- _TASK STATEMENT_
Copy out each line containing "image" from the entries below.

- _PROVIDED RECORDS_

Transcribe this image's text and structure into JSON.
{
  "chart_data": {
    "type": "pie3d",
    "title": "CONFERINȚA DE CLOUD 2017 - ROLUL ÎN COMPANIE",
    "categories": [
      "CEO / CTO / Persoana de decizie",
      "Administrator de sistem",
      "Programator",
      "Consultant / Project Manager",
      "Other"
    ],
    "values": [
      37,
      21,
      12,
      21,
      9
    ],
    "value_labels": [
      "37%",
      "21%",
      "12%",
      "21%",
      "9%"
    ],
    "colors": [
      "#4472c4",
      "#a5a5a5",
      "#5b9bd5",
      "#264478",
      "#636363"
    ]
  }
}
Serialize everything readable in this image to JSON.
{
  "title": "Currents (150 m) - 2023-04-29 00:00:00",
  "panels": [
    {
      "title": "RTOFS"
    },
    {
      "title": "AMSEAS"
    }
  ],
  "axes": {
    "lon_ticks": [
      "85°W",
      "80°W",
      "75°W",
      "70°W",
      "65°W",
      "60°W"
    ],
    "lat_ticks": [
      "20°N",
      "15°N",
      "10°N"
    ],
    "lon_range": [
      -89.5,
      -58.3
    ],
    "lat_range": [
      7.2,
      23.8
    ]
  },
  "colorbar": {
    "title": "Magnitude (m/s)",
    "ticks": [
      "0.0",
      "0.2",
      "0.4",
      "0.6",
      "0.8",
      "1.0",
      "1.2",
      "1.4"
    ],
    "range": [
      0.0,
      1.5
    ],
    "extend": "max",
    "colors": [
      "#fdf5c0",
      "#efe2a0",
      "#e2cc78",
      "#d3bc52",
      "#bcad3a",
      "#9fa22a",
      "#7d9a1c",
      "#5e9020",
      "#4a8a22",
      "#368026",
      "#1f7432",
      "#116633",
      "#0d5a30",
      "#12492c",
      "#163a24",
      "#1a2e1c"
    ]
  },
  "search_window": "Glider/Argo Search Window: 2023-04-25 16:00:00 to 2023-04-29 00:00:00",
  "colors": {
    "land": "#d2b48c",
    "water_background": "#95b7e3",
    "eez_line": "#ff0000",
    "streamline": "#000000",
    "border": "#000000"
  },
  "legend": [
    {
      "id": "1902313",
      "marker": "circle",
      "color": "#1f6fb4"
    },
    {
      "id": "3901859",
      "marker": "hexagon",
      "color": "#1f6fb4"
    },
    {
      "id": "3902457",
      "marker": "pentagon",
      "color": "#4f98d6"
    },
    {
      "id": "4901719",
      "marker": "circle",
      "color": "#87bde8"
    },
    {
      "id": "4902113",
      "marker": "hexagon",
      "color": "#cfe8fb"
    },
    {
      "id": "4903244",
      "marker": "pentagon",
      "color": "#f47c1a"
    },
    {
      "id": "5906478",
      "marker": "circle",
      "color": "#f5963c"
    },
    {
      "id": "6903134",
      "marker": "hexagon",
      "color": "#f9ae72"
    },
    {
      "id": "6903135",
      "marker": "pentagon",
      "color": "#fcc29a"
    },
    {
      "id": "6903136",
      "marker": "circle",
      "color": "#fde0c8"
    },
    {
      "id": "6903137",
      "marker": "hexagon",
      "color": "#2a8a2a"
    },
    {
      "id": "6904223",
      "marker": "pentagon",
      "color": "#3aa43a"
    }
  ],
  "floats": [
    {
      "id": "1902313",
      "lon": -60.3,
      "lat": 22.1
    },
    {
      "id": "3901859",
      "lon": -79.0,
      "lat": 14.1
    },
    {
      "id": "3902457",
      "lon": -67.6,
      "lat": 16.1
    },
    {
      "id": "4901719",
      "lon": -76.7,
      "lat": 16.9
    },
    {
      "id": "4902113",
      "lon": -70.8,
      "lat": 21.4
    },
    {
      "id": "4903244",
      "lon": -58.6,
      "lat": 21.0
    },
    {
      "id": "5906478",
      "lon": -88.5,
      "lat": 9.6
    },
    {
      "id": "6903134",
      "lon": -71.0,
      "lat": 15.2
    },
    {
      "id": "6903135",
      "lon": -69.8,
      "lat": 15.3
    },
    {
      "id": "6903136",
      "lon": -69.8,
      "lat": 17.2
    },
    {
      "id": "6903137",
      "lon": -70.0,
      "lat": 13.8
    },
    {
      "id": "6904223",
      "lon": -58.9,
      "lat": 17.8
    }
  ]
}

- _THE ANSWER_
Transcribe this image's text and structure into JSON.
Serialize everything readable in this image to JSON.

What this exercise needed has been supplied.